-- Begin --

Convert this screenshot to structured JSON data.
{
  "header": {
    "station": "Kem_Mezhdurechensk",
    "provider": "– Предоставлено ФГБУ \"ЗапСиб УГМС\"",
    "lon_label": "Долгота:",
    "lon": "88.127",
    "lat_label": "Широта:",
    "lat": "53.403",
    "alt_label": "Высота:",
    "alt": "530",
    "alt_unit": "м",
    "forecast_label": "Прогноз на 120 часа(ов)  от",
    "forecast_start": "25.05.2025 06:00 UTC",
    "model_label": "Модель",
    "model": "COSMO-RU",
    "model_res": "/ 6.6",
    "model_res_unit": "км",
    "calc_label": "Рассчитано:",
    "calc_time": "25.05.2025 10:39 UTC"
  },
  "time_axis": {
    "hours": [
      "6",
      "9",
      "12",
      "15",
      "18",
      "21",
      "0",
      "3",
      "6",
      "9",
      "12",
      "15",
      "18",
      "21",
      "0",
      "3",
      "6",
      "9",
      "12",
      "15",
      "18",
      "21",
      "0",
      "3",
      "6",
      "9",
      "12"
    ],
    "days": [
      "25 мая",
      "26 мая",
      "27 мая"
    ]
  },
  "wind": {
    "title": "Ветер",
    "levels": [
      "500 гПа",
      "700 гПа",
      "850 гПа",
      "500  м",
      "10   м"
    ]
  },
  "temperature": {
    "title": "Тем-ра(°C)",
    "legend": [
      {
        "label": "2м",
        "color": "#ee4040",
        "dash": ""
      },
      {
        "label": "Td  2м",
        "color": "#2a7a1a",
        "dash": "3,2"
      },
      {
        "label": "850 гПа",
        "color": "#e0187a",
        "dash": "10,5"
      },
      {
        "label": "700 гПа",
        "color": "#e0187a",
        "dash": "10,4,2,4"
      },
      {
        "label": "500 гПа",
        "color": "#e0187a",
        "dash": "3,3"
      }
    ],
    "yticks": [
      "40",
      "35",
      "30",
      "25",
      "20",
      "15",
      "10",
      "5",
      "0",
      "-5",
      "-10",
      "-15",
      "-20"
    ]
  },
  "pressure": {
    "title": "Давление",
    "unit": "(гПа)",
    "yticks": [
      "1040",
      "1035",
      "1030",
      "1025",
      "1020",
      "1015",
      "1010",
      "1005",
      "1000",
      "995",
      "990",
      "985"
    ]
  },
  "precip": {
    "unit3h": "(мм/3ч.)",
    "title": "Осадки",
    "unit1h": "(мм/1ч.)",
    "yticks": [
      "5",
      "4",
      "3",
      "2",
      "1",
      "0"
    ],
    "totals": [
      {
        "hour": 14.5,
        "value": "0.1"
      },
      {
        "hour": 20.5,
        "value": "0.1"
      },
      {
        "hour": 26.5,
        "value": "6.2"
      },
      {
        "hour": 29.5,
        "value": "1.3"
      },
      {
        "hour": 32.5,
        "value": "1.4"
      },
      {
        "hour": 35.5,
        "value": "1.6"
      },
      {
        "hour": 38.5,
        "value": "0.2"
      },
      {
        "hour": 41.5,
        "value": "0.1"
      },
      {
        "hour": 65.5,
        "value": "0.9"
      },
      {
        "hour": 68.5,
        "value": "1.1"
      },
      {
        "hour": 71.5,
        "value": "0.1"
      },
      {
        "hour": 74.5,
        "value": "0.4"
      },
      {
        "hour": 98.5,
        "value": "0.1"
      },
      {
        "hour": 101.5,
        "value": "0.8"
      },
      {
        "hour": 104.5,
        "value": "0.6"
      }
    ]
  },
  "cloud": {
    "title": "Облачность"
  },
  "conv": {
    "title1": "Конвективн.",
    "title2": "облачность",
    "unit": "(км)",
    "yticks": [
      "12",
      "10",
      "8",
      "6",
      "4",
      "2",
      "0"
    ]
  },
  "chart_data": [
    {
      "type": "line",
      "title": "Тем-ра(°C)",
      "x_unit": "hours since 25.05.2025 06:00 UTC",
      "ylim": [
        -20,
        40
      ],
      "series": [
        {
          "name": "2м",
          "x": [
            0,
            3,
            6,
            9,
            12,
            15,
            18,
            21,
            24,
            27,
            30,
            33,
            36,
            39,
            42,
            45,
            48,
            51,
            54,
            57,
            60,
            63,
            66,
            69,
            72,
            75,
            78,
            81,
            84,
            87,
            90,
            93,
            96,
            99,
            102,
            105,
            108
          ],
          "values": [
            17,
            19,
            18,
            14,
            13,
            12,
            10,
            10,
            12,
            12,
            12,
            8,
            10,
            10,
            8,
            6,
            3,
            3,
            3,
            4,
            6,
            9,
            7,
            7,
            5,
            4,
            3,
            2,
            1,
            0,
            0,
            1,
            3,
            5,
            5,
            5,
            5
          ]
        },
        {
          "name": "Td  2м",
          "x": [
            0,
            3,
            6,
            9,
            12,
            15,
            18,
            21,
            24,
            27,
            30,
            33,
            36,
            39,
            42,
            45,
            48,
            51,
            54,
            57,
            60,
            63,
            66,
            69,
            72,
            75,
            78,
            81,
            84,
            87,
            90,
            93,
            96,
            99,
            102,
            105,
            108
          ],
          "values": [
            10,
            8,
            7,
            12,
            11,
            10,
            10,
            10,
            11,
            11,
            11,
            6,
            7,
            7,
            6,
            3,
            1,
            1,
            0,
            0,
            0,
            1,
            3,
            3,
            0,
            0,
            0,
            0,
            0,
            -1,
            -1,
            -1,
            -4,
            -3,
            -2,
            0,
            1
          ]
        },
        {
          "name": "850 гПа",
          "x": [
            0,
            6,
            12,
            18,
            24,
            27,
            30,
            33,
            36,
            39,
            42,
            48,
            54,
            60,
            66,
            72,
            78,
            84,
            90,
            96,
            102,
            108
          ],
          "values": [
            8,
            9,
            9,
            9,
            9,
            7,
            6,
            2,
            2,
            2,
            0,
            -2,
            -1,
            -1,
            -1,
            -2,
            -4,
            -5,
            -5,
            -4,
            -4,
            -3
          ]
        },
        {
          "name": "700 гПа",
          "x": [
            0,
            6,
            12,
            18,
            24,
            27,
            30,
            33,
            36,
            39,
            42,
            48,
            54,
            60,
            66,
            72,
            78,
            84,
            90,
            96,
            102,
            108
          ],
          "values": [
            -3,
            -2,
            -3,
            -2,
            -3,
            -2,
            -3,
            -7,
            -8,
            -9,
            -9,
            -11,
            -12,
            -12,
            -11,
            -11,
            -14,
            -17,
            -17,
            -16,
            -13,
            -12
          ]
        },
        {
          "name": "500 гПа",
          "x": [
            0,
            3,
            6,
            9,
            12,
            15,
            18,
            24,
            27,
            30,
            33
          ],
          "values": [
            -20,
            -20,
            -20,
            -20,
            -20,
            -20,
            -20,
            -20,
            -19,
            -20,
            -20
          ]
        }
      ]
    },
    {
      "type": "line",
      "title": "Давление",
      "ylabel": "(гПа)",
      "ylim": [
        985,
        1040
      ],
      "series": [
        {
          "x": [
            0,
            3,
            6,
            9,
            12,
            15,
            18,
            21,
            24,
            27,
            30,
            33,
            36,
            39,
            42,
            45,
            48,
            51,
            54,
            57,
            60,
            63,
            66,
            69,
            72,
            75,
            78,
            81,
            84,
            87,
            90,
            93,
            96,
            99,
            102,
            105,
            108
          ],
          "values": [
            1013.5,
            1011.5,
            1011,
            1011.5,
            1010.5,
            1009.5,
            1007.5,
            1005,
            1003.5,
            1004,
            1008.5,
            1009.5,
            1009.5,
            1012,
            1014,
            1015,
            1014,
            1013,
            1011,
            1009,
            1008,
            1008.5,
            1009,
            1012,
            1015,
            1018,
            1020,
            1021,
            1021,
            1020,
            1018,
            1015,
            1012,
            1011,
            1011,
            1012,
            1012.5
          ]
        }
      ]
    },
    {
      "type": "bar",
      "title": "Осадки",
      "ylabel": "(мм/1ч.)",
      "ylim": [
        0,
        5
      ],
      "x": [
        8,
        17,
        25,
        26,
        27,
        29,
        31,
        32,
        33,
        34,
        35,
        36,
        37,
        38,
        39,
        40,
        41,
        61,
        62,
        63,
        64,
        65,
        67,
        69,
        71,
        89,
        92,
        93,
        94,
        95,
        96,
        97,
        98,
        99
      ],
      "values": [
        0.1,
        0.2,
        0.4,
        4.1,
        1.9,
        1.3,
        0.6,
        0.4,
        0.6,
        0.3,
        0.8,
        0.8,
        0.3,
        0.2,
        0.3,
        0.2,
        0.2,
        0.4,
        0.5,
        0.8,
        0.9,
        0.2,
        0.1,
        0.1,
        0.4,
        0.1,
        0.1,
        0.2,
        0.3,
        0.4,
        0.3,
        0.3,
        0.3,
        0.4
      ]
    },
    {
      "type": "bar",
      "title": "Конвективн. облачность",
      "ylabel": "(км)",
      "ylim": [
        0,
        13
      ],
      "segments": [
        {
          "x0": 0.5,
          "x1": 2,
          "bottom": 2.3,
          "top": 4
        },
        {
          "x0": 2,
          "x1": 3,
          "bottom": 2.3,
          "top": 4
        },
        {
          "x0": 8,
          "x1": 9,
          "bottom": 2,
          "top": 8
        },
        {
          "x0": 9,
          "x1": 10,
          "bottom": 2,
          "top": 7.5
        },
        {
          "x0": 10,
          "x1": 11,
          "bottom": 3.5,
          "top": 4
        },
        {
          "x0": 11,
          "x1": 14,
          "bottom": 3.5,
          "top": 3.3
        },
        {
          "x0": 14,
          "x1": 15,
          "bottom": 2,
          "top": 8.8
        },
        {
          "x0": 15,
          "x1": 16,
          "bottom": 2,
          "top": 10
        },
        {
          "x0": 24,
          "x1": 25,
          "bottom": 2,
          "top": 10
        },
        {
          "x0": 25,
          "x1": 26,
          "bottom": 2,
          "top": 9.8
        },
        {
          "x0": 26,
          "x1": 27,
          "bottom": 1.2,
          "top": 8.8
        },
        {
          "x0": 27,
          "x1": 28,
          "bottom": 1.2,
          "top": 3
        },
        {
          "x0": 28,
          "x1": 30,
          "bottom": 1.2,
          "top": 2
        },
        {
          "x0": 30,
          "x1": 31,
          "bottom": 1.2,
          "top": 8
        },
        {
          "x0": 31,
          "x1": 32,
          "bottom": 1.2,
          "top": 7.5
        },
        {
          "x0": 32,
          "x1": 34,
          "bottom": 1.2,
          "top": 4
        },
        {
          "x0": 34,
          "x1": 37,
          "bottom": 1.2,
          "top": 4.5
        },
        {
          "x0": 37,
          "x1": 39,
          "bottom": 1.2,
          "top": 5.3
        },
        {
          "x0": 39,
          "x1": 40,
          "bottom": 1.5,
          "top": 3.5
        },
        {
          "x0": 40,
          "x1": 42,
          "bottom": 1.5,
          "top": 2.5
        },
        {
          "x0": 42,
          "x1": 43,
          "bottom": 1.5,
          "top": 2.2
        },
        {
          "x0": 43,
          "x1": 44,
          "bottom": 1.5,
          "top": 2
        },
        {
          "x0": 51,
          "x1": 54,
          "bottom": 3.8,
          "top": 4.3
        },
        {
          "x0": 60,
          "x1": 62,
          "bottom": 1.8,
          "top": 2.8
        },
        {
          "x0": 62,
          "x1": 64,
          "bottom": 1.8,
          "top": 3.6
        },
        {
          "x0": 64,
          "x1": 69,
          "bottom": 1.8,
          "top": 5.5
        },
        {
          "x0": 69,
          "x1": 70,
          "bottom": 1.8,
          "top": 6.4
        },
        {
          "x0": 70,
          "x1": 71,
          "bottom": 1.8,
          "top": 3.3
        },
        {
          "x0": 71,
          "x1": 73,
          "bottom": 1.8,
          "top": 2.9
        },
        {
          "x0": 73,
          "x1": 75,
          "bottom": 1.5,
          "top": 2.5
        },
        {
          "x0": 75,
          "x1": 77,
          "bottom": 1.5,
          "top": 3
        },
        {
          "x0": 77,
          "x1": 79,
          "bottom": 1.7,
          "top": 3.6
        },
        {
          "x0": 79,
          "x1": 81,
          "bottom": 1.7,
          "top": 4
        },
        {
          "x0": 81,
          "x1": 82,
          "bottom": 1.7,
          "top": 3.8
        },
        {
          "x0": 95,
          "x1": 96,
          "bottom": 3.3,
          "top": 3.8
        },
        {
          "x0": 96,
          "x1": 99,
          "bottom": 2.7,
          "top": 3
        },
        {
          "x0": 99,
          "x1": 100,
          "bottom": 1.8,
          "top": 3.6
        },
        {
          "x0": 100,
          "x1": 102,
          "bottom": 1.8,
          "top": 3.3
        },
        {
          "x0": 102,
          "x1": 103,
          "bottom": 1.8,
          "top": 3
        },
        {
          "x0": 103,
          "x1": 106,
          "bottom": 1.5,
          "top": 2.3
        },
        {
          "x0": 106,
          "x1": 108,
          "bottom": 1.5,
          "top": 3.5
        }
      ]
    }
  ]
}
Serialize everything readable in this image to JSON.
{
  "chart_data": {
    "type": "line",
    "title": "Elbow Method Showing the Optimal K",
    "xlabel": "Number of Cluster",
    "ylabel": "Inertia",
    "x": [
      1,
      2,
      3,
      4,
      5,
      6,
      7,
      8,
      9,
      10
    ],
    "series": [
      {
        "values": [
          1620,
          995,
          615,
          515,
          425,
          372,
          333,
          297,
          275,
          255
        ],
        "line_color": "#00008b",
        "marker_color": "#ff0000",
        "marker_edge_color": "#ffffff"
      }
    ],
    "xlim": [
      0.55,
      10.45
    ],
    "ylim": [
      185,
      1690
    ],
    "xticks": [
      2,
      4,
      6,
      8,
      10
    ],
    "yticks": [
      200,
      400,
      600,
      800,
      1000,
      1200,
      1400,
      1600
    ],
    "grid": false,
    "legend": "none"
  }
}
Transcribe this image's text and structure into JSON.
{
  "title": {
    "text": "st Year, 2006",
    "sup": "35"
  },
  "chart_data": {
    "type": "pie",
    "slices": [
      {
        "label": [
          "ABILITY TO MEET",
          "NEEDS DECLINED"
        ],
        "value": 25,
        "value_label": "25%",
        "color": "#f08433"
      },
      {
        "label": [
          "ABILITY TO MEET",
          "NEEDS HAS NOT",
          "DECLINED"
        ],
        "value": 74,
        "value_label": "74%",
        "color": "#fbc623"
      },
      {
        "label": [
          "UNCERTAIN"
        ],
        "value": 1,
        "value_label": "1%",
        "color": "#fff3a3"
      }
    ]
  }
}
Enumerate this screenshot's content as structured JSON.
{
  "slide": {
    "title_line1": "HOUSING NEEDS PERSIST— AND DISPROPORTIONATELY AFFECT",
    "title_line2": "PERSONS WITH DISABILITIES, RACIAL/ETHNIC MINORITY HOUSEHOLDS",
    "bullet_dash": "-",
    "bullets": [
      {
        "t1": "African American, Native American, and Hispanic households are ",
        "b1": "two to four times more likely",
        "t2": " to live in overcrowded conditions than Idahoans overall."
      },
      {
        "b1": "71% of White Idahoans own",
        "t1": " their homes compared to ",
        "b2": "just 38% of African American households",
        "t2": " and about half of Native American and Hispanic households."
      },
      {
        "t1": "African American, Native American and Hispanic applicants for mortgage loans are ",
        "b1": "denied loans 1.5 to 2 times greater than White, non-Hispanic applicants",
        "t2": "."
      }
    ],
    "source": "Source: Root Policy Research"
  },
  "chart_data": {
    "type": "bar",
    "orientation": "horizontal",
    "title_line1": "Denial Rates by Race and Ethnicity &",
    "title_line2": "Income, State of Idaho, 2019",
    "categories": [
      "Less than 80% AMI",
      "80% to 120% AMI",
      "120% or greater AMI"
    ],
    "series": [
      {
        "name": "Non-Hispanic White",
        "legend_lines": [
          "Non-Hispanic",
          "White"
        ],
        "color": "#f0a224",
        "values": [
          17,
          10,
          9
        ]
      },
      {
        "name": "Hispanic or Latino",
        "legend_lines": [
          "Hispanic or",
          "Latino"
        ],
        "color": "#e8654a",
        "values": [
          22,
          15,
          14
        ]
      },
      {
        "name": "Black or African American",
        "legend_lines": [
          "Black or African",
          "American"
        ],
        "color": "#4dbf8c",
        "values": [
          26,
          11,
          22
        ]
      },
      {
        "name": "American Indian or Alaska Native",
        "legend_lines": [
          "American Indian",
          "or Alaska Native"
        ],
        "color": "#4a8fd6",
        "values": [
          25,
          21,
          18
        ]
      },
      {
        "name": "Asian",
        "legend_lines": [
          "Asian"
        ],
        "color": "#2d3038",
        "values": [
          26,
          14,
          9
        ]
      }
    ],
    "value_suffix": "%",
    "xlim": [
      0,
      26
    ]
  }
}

-- End --

* _Required work_:
Which lines hold the word "Indian"? Return all of them from the records above.

* _Answer in full_:
        "name": "American Indian or Alaska Native",
          "American Indian",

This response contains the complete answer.